▶ _DIRECTIONS FOR THIS TASK_
In your copy, leave out the pictures; write out all the data exactly.

##### GIVEN RECORDS

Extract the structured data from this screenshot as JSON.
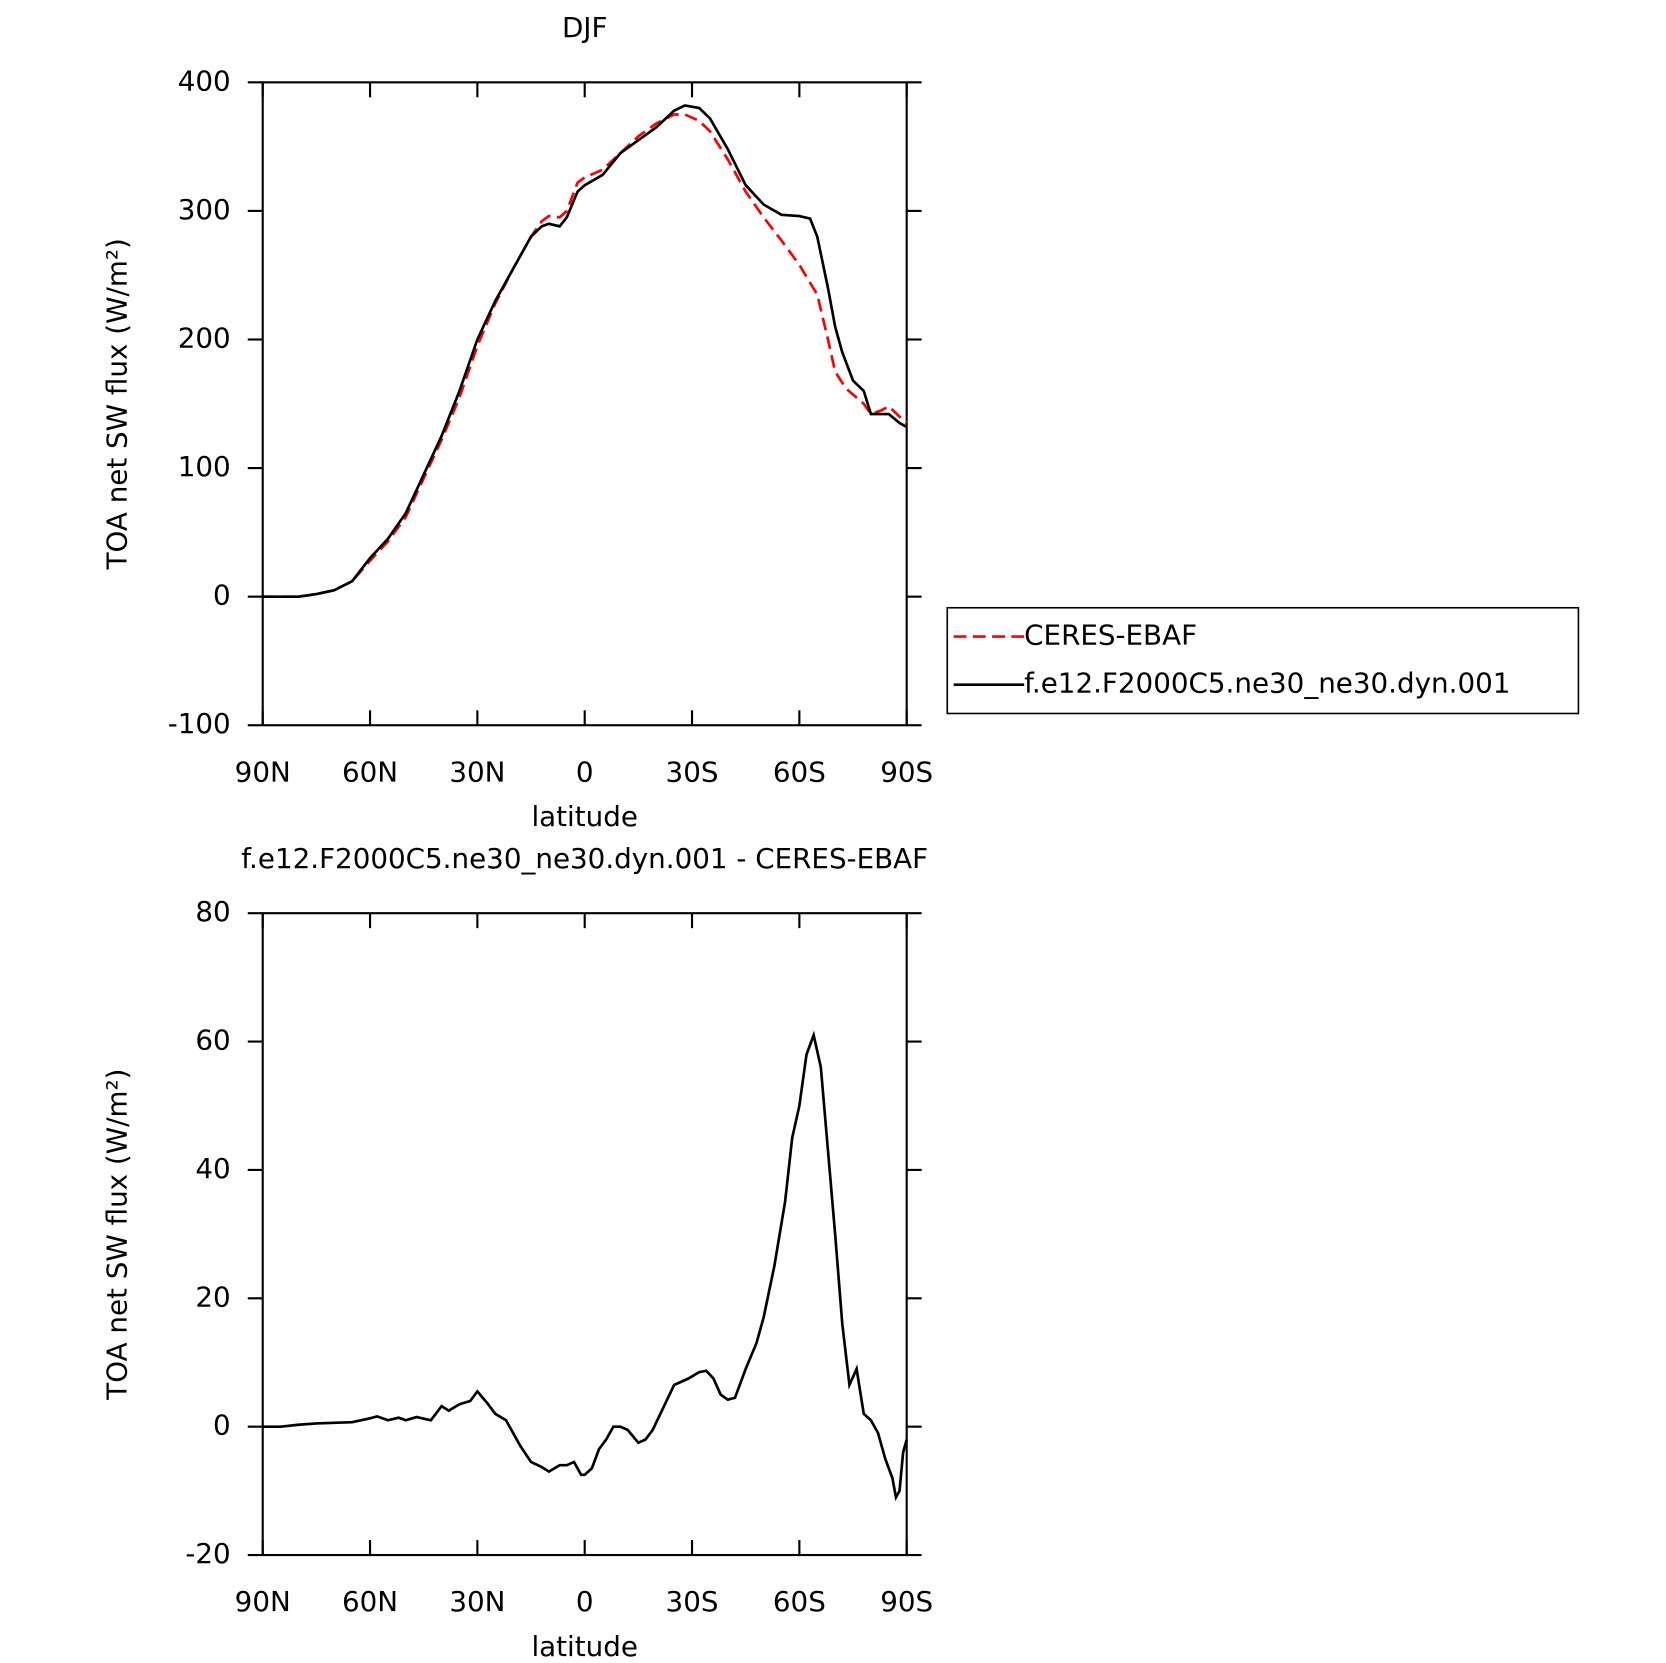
{
  "chart_data": [
    {
      "type": "line",
      "title": "DJF",
      "xlabel": "latitude",
      "ylabel": "TOA net SW flux (W/m²)",
      "xlim": [
        90,
        -90
      ],
      "xticks": [
        {
          "value": 90,
          "label": "90N"
        },
        {
          "value": 60,
          "label": "60N"
        },
        {
          "value": 30,
          "label": "30N"
        },
        0,
        {
          "value": -30,
          "label": "30S"
        },
        {
          "value": -60,
          "label": "60S"
        },
        {
          "value": -90,
          "label": "90S"
        }
      ],
      "ylim": [
        -100,
        400
      ],
      "yticks": [
        -100,
        0,
        100,
        200,
        300,
        400
      ],
      "legend": "right",
      "series": [
        {
          "name": "CERES-EBAF",
          "color": "#ff0000",
          "dash": true,
          "x": [
            90,
            85,
            80,
            75,
            70,
            65,
            60,
            55,
            50,
            45,
            40,
            35,
            30,
            25,
            20,
            15,
            12,
            10,
            7,
            5,
            2,
            0,
            -5,
            -10,
            -15,
            -20,
            -25,
            -28,
            -32,
            -35,
            -40,
            -45,
            -50,
            -55,
            -60,
            -65,
            -68,
            -70,
            -73,
            -78,
            -80,
            -83,
            -85,
            -88,
            -90
          ],
          "values": [
            0,
            0,
            0,
            2,
            5,
            12,
            28,
            43,
            62,
            92,
            122,
            155,
            195,
            228,
            255,
            280,
            292,
            296,
            295,
            300,
            322,
            326,
            332,
            345,
            358,
            368,
            375,
            375,
            370,
            362,
            340,
            315,
            295,
            277,
            258,
            235,
            200,
            175,
            162,
            150,
            142,
            145,
            148,
            140,
            135
          ]
        },
        {
          "name": "f.e12.F2000C5.ne30_ne30.dyn.001",
          "color": "#000000",
          "dash": false,
          "x": [
            90,
            85,
            80,
            75,
            70,
            65,
            60,
            55,
            50,
            45,
            40,
            35,
            30,
            25,
            20,
            15,
            12,
            10,
            7,
            5,
            2,
            0,
            -5,
            -10,
            -15,
            -20,
            -25,
            -28,
            -32,
            -35,
            -40,
            -45,
            -50,
            -55,
            -60,
            -63,
            -65,
            -68,
            -70,
            -72,
            -75,
            -78,
            -80,
            -85,
            -88,
            -90
          ],
          "values": [
            0,
            0,
            0,
            2,
            5,
            12,
            30,
            45,
            65,
            95,
            125,
            160,
            200,
            230,
            255,
            280,
            288,
            290,
            288,
            295,
            315,
            320,
            328,
            345,
            355,
            365,
            378,
            382,
            380,
            372,
            348,
            320,
            305,
            297,
            296,
            294,
            280,
            240,
            210,
            190,
            168,
            160,
            142,
            142,
            135,
            132
          ]
        }
      ]
    },
    {
      "type": "line",
      "title": "f.e12.F2000C5.ne30_ne30.dyn.001 - CERES-EBAF",
      "xlabel": "latitude",
      "ylabel": "TOA net SW flux (W/m²)",
      "xlim": [
        90,
        -90
      ],
      "xticks": [
        {
          "value": 90,
          "label": "90N"
        },
        {
          "value": 60,
          "label": "60N"
        },
        {
          "value": 30,
          "label": "30N"
        },
        0,
        {
          "value": -30,
          "label": "30S"
        },
        {
          "value": -60,
          "label": "60S"
        },
        {
          "value": -90,
          "label": "90S"
        }
      ],
      "ylim": [
        -20,
        80
      ],
      "yticks": [
        -20,
        0,
        20,
        40,
        60,
        80
      ],
      "series": [
        {
          "color": "#000000",
          "dash": false,
          "x": [
            90,
            85,
            80,
            75,
            70,
            65,
            60,
            58,
            55,
            52,
            50,
            47,
            43,
            40,
            38,
            35,
            32,
            30,
            27,
            25,
            22,
            20,
            18,
            15,
            12,
            10,
            7,
            5,
            3,
            1,
            0,
            -2,
            -4,
            -6,
            -8,
            -10,
            -12,
            -15,
            -17,
            -19,
            -22,
            -25,
            -27,
            -29,
            -32,
            -34,
            -36,
            -38,
            -40,
            -42,
            -45,
            -48,
            -50,
            -53,
            -56,
            -58,
            -60,
            -62,
            -64,
            -66,
            -68,
            -70,
            -72,
            -74,
            -76,
            -78,
            -80,
            -82,
            -84,
            -86,
            -87,
            -88,
            -89,
            -90
          ],
          "values": [
            0,
            0,
            0.3,
            0.5,
            0.6,
            0.7,
            1.3,
            1.6,
            1.0,
            1.4,
            1.0,
            1.5,
            1.0,
            3.2,
            2.5,
            3.5,
            4,
            5.5,
            3.5,
            2,
            1,
            -1,
            -3,
            -5.5,
            -6.3,
            -7,
            -6,
            -6,
            -5.5,
            -7.5,
            -7.5,
            -6.5,
            -3.5,
            -2,
            0,
            0,
            -0.5,
            -2.5,
            -2,
            -0.5,
            3,
            6.5,
            7,
            7.5,
            8.5,
            8.7,
            7.5,
            5,
            4.2,
            4.5,
            9,
            13,
            17,
            25,
            35,
            45,
            50,
            58,
            61,
            56,
            43,
            30,
            16,
            6.5,
            9,
            2,
            1,
            -1,
            -5,
            -8,
            -11,
            -10,
            -4,
            -2
          ]
        }
      ]
    }
  ]
}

##########

▶ _EXERCISE ANSWER_
Extract the structured data from this screenshot as JSON.
{
  "chart_data": [
    {
      "type": "line",
      "title": "DJF",
      "xlabel": "latitude",
      "ylabel": "TOA net SW flux (W/m²)",
      "xlim": [
        90,
        -90
      ],
      "xticks": [
        {
          "value": 90,
          "label": "90N"
        },
        {
          "value": 60,
          "label": "60N"
        },
        {
          "value": 30,
          "label": "30N"
        },
        0,
        {
          "value": -30,
          "label": "30S"
        },
        {
          "value": -60,
          "label": "60S"
        },
        {
          "value": -90,
          "label": "90S"
        }
      ],
      "ylim": [
        -100,
        400
      ],
      "yticks": [
        -100,
        0,
        100,
        200,
        300,
        400
      ],
      "legend": "right",
      "series": [
        {
          "name": "CERES-EBAF",
          "color": "#ff0000",
          "dash": true,
          "x": [
            90,
            85,
            80,
            75,
            70,
            65,
            60,
            55,
            50,
            45,
            40,
            35,
            30,
            25,
            20,
            15,
            12,
            10,
            7,
            5,
            2,
            0,
            -5,
            -10,
            -15,
            -20,
            -25,
            -28,
            -32,
            -35,
            -40,
            -45,
            -50,
            -55,
            -60,
            -65,
            -68,
            -70,
            -73,
            -78,
            -80,
            -83,
            -85,
            -88,
            -90
          ],
          "values": [
            0,
            0,
            0,
            2,
            5,
            12,
            28,
            43,
            62,
            92,
            122,
            155,
            195,
            228,
            255,
            280,
            292,
            296,
            295,
            300,
            322,
            326,
            332,
            345,
            358,
            368,
            375,
            375,
            370,
            362,
            340,
            315,
            295,
            277,
            258,
            235,
            200,
            175,
            162,
            150,
            142,
            145,
            148,
            140,
            135
          ]
        },
        {
          "name": "f.e12.F2000C5.ne30_ne30.dyn.001",
          "color": "#000000",
          "dash": false,
          "x": [
            90,
            85,
            80,
            75,
            70,
            65,
            60,
            55,
            50,
            45,
            40,
            35,
            30,
            25,
            20,
            15,
            12,
            10,
            7,
            5,
            2,
            0,
            -5,
            -10,
            -15,
            -20,
            -25,
            -28,
            -32,
            -35,
            -40,
            -45,
            -50,
            -55,
            -60,
            -63,
            -65,
            -68,
            -70,
            -72,
            -75,
            -78,
            -80,
            -85,
            -88,
            -90
          ],
          "values": [
            0,
            0,
            0,
            2,
            5,
            12,
            30,
            45,
            65,
            95,
            125,
            160,
            200,
            230,
            255,
            280,
            288,
            290,
            288,
            295,
            315,
            320,
            328,
            345,
            355,
            365,
            378,
            382,
            380,
            372,
            348,
            320,
            305,
            297,
            296,
            294,
            280,
            240,
            210,
            190,
            168,
            160,
            142,
            142,
            135,
            132
          ]
        }
      ]
    },
    {
      "type": "line",
      "title": "f.e12.F2000C5.ne30_ne30.dyn.001 - CERES-EBAF",
      "xlabel": "latitude",
      "ylabel": "TOA net SW flux (W/m²)",
      "xlim": [
        90,
        -90
      ],
      "xticks": [
        {
          "value": 90,
          "label": "90N"
        },
        {
          "value": 60,
          "label": "60N"
        },
        {
          "value": 30,
          "label": "30N"
        },
        0,
        {
          "value": -30,
          "label": "30S"
        },
        {
          "value": -60,
          "label": "60S"
        },
        {
          "value": -90,
          "label": "90S"
        }
      ],
      "ylim": [
        -20,
        80
      ],
      "yticks": [
        -20,
        0,
        20,
        40,
        60,
        80
      ],
      "series": [
        {
          "color": "#000000",
          "dash": false,
          "x": [
            90,
            85,
            80,
            75,
            70,
            65,
            60,
            58,
            55,
            52,
            50,
            47,
            43,
            40,
            38,
            35,
            32,
            30,
            27,
            25,
            22,
            20,
            18,
            15,
            12,
            10,
            7,
            5,
            3,
            1,
            0,
            -2,
            -4,
            -6,
            -8,
            -10,
            -12,
            -15,
            -17,
            -19,
            -22,
            -25,
            -27,
            -29,
            -32,
            -34,
            -36,
            -38,
            -40,
            -42,
            -45,
            -48,
            -50,
            -53,
            -56,
            -58,
            -60,
            -62,
            -64,
            -66,
            -68,
            -70,
            -72,
            -74,
            -76,
            -78,
            -80,
            -82,
            -84,
            -86,
            -87,
            -88,
            -89,
            -90
          ],
          "values": [
            0,
            0,
            0.3,
            0.5,
            0.6,
            0.7,
            1.3,
            1.6,
            1.0,
            1.4,
            1.0,
            1.5,
            1.0,
            3.2,
            2.5,
            3.5,
            4,
            5.5,
            3.5,
            2,
            1,
            -1,
            -3,
            -5.5,
            -6.3,
            -7,
            -6,
            -6,
            -5.5,
            -7.5,
            -7.5,
            -6.5,
            -3.5,
            -2,
            0,
            0,
            -0.5,
            -2.5,
            -2,
            -0.5,
            3,
            6.5,
            7,
            7.5,
            8.5,
            8.7,
            7.5,
            5,
            4.2,
            4.5,
            9,
            13,
            17,
            25,
            35,
            45,
            50,
            58,
            61,
            56,
            43,
            30,
            16,
            6.5,
            9,
            2,
            1,
            -1,
            -5,
            -8,
            -11,
            -10,
            -4,
            -2
          ]
        }
      ]
    }
  ]
}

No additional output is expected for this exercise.